» **Provided text**
[Begin]

POWERS OF INDIAN TRIBES

55 I.D. 14

Opinion, October 25, 1934.
INDIAN TRIBES-ORIGINAL STATUS.

    The Indian tribes were originally regarded as enjoying full powers of sovereignty, internal and external.

INDIAN TRIBES-TERMINATION OF EXTERNAL SOVEREIGNTY.

    Conquest has terminated the external powers of sovereignty of the Indian tribes.

INDIAN TRIBES-INTERNAL SOVEREIGNTY.

    Conquest has brought the Indian tribes under the control of Congress, but except as Congress has expressly restricted or limited the internal powers of sovereignty vested in the Indian tribes such powers are still vested in the respective tribes and may be exercised by their duly constituted organs of government.

INDIAN TRIBES-INTERNAL SOVEREIGNTY-EFFECT OF STATUTES
AND TREATIES.

    The acts of Congress which appear to limit the powers of an Indian tribe are not to be unduly extended by doubtful inference.

INDIAN TRIBES-INTERNAL SOVEREIGNTY-EFFECT OF ADMINISTRATIVE ACTION.

    Attempts of administrative officials to interfere in the exercise by the Indian tribes of their powers of self-government, or to supplant tribal authorities in the administration of these powers, have not terminated or impaired the legal rights and powers vested in the various Indian tribes.

[End]

» **Data excerpts**
[Begin]

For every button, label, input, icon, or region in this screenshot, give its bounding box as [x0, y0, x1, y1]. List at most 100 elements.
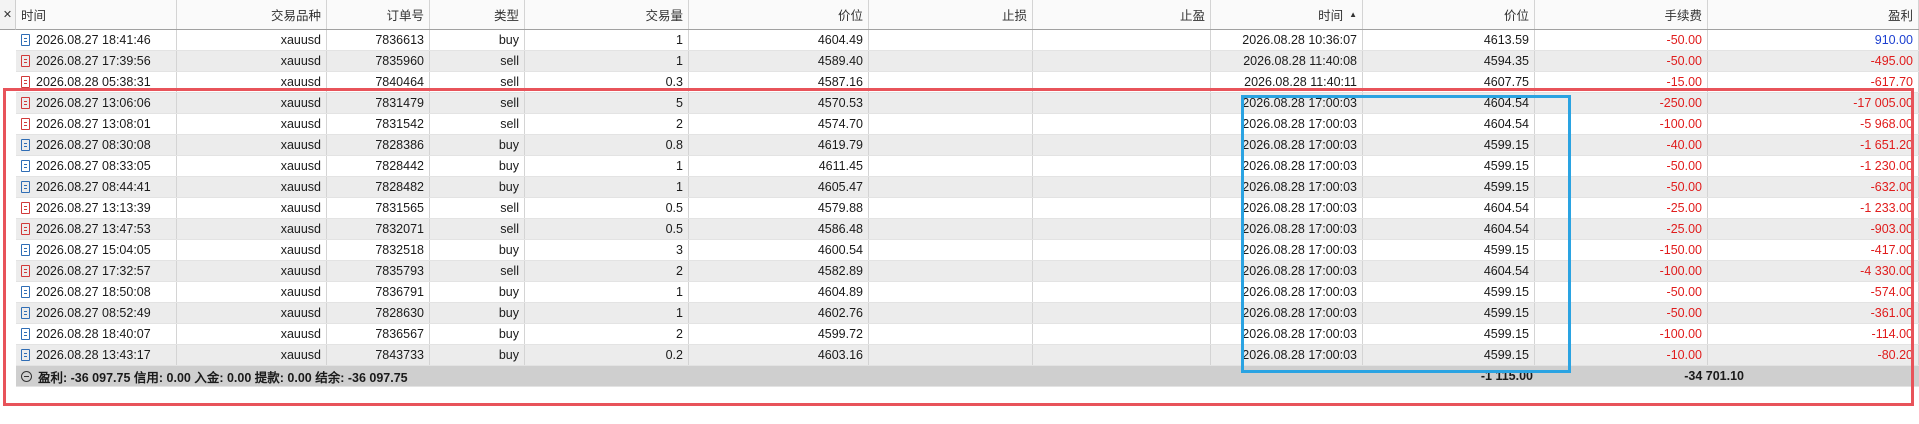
order-doc-blue-icon [21, 286, 30, 298]
table-row[interactable]: 2026.08.28 18:40:07 xauusd 7836567 buy 2 4599… [16, 324, 1919, 345]
cell-fee: -150.00 [1535, 240, 1708, 260]
cell-stop-loss [869, 261, 1033, 281]
cell-profit: 910.00 [1708, 30, 1919, 50]
table-row[interactable]: 2026.08.27 13:08:01 xauusd 7831542 sell 2 457… [16, 114, 1919, 135]
column-header-close-time[interactable]: 时间 ▲ [1211, 0, 1363, 29]
cell-close-price: 4599.15 [1363, 135, 1535, 155]
table-row[interactable]: 2026.08.27 18:50:08 xauusd 7836791 buy 1 4604… [16, 282, 1919, 303]
cell-open-price: 4570.53 [689, 93, 869, 113]
cell-profit: -903.00 [1708, 219, 1919, 239]
cell-stop-loss [869, 219, 1033, 239]
order-doc-red-icon [21, 97, 30, 109]
cell-profit: -5 968.00 [1708, 114, 1919, 134]
column-header-open-price[interactable]: 价位 [689, 0, 869, 29]
cell-close-time: 2026.08.28 17:00:03 [1211, 240, 1363, 260]
table-row[interactable]: 2026.08.28 13:43:17 xauusd 7843733 buy 0.2 46… [16, 345, 1919, 366]
cell-close-time: 2026.08.28 17:00:03 [1211, 135, 1363, 155]
cell-order-number: 7832518 [327, 240, 430, 260]
cell-type: sell [430, 51, 525, 71]
cell-close-time: 2026.08.28 17:00:03 [1211, 114, 1363, 134]
order-doc-blue-icon [21, 139, 30, 151]
cell-order-number: 7836791 [327, 282, 430, 302]
cell-type: buy [430, 30, 525, 50]
cell-fee: -100.00 [1535, 324, 1708, 344]
cell-volume: 0.5 [525, 198, 689, 218]
cell-volume: 2 [525, 324, 689, 344]
cell-take-profit [1033, 93, 1211, 113]
cell-symbol: xauusd [177, 198, 327, 218]
cell-take-profit [1033, 219, 1211, 239]
cell-symbol: xauusd [177, 219, 327, 239]
table-row[interactable]: 2026.08.27 08:33:05 xauusd 7828442 buy 1 4611… [16, 156, 1919, 177]
cell-order-number: 7836567 [327, 324, 430, 344]
cell-close-price: 4599.15 [1363, 156, 1535, 176]
cell-close-time: 2026.08.28 10:36:07 [1211, 30, 1363, 50]
table-row[interactable]: 2026.08.27 13:13:39 xauusd 7831565 sell 0.5 4… [16, 198, 1919, 219]
cell-fee: -10.00 [1535, 345, 1708, 365]
cell-open-price: 4604.49 [689, 30, 869, 50]
cell-close-price: 4604.54 [1363, 219, 1535, 239]
cell-type: buy [430, 345, 525, 365]
cell-close-time: 2026.08.28 17:00:03 [1211, 345, 1363, 365]
cell-order-number: 7835960 [327, 51, 430, 71]
cell-stop-loss [869, 72, 1033, 92]
cell-volume: 0.8 [525, 135, 689, 155]
table-row[interactable]: 2026.08.27 08:44:41 xauusd 7828482 buy 1 4605… [16, 177, 1919, 198]
table-row[interactable]: 2026.08.27 15:04:05 xauusd 7832518 buy 3 4600… [16, 240, 1919, 261]
cell-type: buy [430, 156, 525, 176]
open-time-text: 2026.08.27 13:47:53 [36, 222, 151, 236]
cell-type: sell [430, 114, 525, 134]
cell-profit: -4 330.00 [1708, 261, 1919, 281]
table-row[interactable]: 2026.08.27 08:52:49 xauusd 7828630 buy 1 4602… [16, 303, 1919, 324]
column-header-volume[interactable]: 交易量 [525, 0, 689, 29]
cell-stop-loss [869, 93, 1033, 113]
column-header-order[interactable]: 订单号 [327, 0, 430, 29]
table-row[interactable]: 2026.08.27 13:06:06 xauusd 7831479 sell 5 457… [16, 93, 1919, 114]
cell-fee: -250.00 [1535, 93, 1708, 113]
cell-volume: 0.3 [525, 72, 689, 92]
open-time-text: 2026.08.27 17:39:56 [36, 54, 151, 68]
order-doc-red-icon [21, 202, 30, 214]
column-header-fee[interactable]: 手续费 [1535, 0, 1708, 29]
cell-stop-loss [869, 30, 1033, 50]
cell-take-profit [1033, 261, 1211, 281]
open-time-text: 2026.08.27 17:32:57 [36, 264, 151, 278]
column-header-take-profit[interactable]: 止盈 [1033, 0, 1211, 29]
cell-order-number: 7831479 [327, 93, 430, 113]
cell-type: buy [430, 324, 525, 344]
order-doc-red-icon [21, 76, 30, 88]
cell-open-price: 4600.54 [689, 240, 869, 260]
table-row[interactable]: 2026.08.27 13:47:53 xauusd 7832071 sell 0.5 4… [16, 219, 1919, 240]
cell-open-price: 4587.16 [689, 72, 869, 92]
cell-type: buy [430, 303, 525, 323]
table-row[interactable]: 2026.08.27 17:39:56 xauusd 7835960 sell 1 458… [16, 51, 1919, 72]
column-header-close-time-label: 时间 [1318, 9, 1344, 23]
column-header-close-price[interactable]: 价位 [1363, 0, 1535, 29]
cell-symbol: xauusd [177, 324, 327, 344]
column-header-stop-loss[interactable]: 止损 [869, 0, 1033, 29]
cell-order-number: 7828386 [327, 135, 430, 155]
close-icon[interactable]: ✕ [0, 0, 16, 30]
table-row[interactable]: 2026.08.27 17:32:57 xauusd 7835793 sell 2 458… [16, 261, 1919, 282]
collapse-minus-icon[interactable] [21, 370, 32, 382]
open-time-text: 2026.08.27 08:33:05 [36, 159, 151, 173]
column-header-type[interactable]: 类型 [430, 0, 525, 29]
cell-volume: 3 [525, 240, 689, 260]
cell-order-number: 7832071 [327, 219, 430, 239]
cell-symbol: xauusd [177, 135, 327, 155]
order-doc-red-icon [21, 118, 30, 130]
table-header: 时间 交易品种 订单号 类型 交易量 价位 止损 止盈 时间 ▲ 价位 手续费 … [16, 0, 1919, 30]
cell-symbol: xauusd [177, 261, 327, 281]
cell-order-number: 7836613 [327, 30, 430, 50]
cell-order-number: 7831565 [327, 198, 430, 218]
cell-close-time: 2026.08.28 17:00:03 [1211, 261, 1363, 281]
cell-close-price: 4594.35 [1363, 51, 1535, 71]
open-time-text: 2026.08.27 18:50:08 [36, 285, 151, 299]
cell-order-number: 7840464 [327, 72, 430, 92]
table-row[interactable]: 2026.08.27 18:41:46 xauusd 7836613 buy 1 4604… [16, 30, 1919, 51]
column-header-profit[interactable]: 盈利 [1708, 0, 1919, 29]
table-row[interactable]: 2026.08.28 05:38:31 xauusd 7840464 sell 0.3 4… [16, 72, 1919, 93]
column-header-open-time[interactable]: 时间 [16, 0, 177, 29]
table-row[interactable]: 2026.08.27 08:30:08 xauusd 7828386 buy 0.8 46… [16, 135, 1919, 156]
column-header-symbol[interactable]: 交易品种 [177, 0, 327, 29]
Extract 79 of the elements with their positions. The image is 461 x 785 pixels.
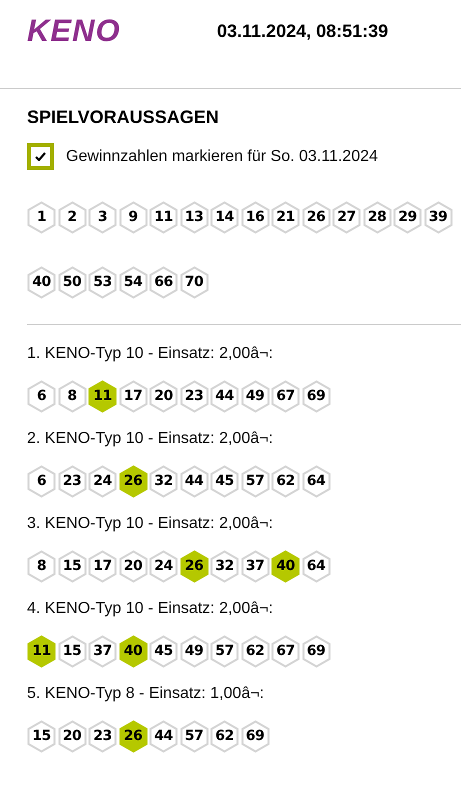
number-hexagon: 20 (118, 550, 148, 583)
number-hexagon: 67 (271, 635, 300, 668)
number-hexagon: 69 (240, 720, 270, 753)
number-hexagon: 8 (27, 550, 56, 583)
number-hexagon: 15 (27, 720, 56, 753)
number-hexagon: 64 (302, 550, 330, 583)
number-hexagon: 23 (88, 720, 117, 753)
number-hexagon: 44 (180, 465, 208, 498)
tip-label: 4. KENO-Typ 10 - Einsatz: 2,00â¬: (27, 599, 274, 619)
tip-label: 5. KENO-Typ 8 - Einsatz: 1,00â¬: (27, 684, 265, 704)
number-hexagon: 24 (149, 550, 178, 583)
number-hexagon: 11 (88, 380, 117, 413)
number-hexagon: 27 (332, 201, 361, 234)
number-hexagon: 3 (88, 201, 117, 234)
number-hexagon: 57 (180, 720, 208, 753)
number-hexagon: 14 (210, 201, 239, 234)
number-hexagon: 15 (58, 550, 86, 583)
number-hexagon: 26 (302, 201, 330, 234)
number-hexagon: 49 (180, 635, 208, 668)
number-hexagon: 24 (88, 465, 117, 498)
number-hexagon: 70 (180, 266, 208, 299)
number-hexagon: 32 (210, 550, 239, 583)
number-hexagon: 37 (88, 635, 117, 668)
number-hexagon: 62 (210, 720, 239, 753)
number-hexagon: 40 (271, 550, 300, 583)
number-hexagon: 2 (58, 201, 86, 234)
tip-label: 1. KENO-Typ 10 - Einsatz: 2,00â¬: (27, 344, 274, 364)
number-hexagon: 44 (149, 720, 178, 753)
number-hexagon: 69 (302, 380, 330, 413)
number-hexagon: 62 (271, 465, 300, 498)
number-hexagon: 11 (149, 201, 178, 234)
number-hexagon: 1 (27, 201, 56, 234)
checkmark-icon (35, 152, 46, 161)
section-title: SPIELVORAUSSAGEN (27, 106, 220, 129)
number-hexagon: 20 (149, 380, 178, 413)
checkbox[interactable] (27, 143, 54, 170)
number-hexagon: 13 (180, 201, 208, 234)
number-hexagon: 28 (362, 201, 392, 234)
number-hexagon: 6 (27, 465, 56, 498)
number-hexagon: 69 (302, 635, 330, 668)
number-hexagon: 53 (88, 266, 117, 299)
number-hexagon: 29 (393, 201, 422, 234)
number-hexagon: 17 (118, 380, 148, 413)
number-hexagon: 6 (27, 380, 56, 413)
number-hexagon: 8 (58, 380, 86, 413)
number-hexagon: 26 (118, 720, 148, 753)
number-hexagon: 57 (240, 465, 270, 498)
keno-logo: KENO (27, 12, 122, 50)
number-hexagon: 66 (149, 266, 178, 299)
number-hexagon: 40 (118, 635, 148, 668)
draw-datetime: 03.11.2024, 08:51:39 (217, 20, 388, 42)
checkbox-label: Gewinnzahlen markieren für So. 03.11.2024 (66, 146, 378, 166)
number-hexagon: 37 (240, 550, 270, 583)
number-hexagon: 21 (271, 201, 300, 234)
tip-label: 2. KENO-Typ 10 - Einsatz: 2,00â¬: (27, 429, 274, 449)
number-hexagon: 16 (240, 201, 270, 234)
number-hexagon: 20 (58, 720, 86, 753)
number-hexagon: 23 (180, 380, 208, 413)
number-hexagon: 67 (271, 380, 300, 413)
number-hexagon: 50 (58, 266, 86, 299)
number-hexagon: 15 (58, 635, 86, 668)
number-hexagon: 45 (149, 635, 178, 668)
number-hexagon: 44 (210, 380, 239, 413)
number-hexagon: 26 (180, 550, 208, 583)
number-hexagon: 45 (210, 465, 239, 498)
number-hexagon: 26 (118, 465, 148, 498)
number-hexagon: 54 (118, 266, 148, 299)
number-hexagon: 11 (27, 635, 56, 668)
number-hexagon: 64 (302, 465, 330, 498)
number-hexagon: 17 (88, 550, 117, 583)
number-hexagon: 57 (210, 635, 239, 668)
number-hexagon: 32 (149, 465, 178, 498)
number-hexagon: 49 (240, 380, 270, 413)
number-hexagon: 39 (424, 201, 452, 234)
number-hexagon: 23 (58, 465, 86, 498)
number-hexagon: 62 (240, 635, 270, 668)
number-hexagon: 9 (118, 201, 148, 234)
number-hexagon: 40 (27, 266, 56, 299)
tip-label: 3. KENO-Typ 10 - Einsatz: 2,00â¬: (27, 514, 274, 534)
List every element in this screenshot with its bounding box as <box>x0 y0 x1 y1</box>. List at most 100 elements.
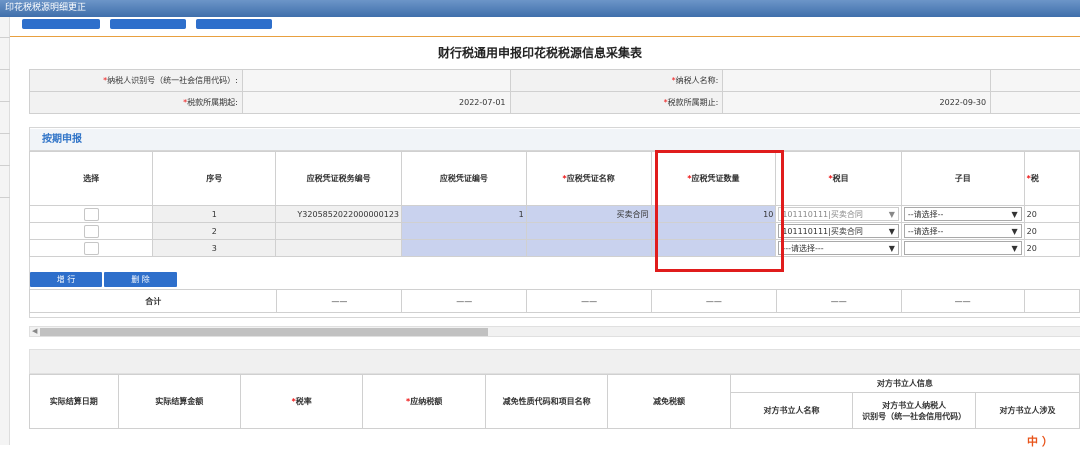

[End]

» **Written task A**
According to the opinion on the powers of Indian tribes, why do the tribes still hold internal powers of sovereignty even though conquest placed them under the control of Congress?
» **Written task B**
Repeat word for word the passage of the opinion on the powers of Indian tribes between "INDIAN TRIBES-INTERNAL SOVEREIGNTY-EFFECT OF ADMINISTRATIVE" and "various Indian tribes.", inclusive.

» **Written response A**
Congress has not expressly restricted or limited those internal powers. Any power it has not restricted or limited in that way remains vested in the respective tribes, and their duly constituted organs of government may exercise it.

» **Written response B**
INDIAN TRIBES-INTERNAL SOVEREIGNTY-EFFECT OF ADMINISTRATIVE ACTION.

    Attempts of administrative officials to interfere in the exercise by the Indian tribes of their powers of self-government, or to supplant tribal authorities in the administration of these powers, have not terminated or impaired the legal rights and powers vested in the various Indian tribes.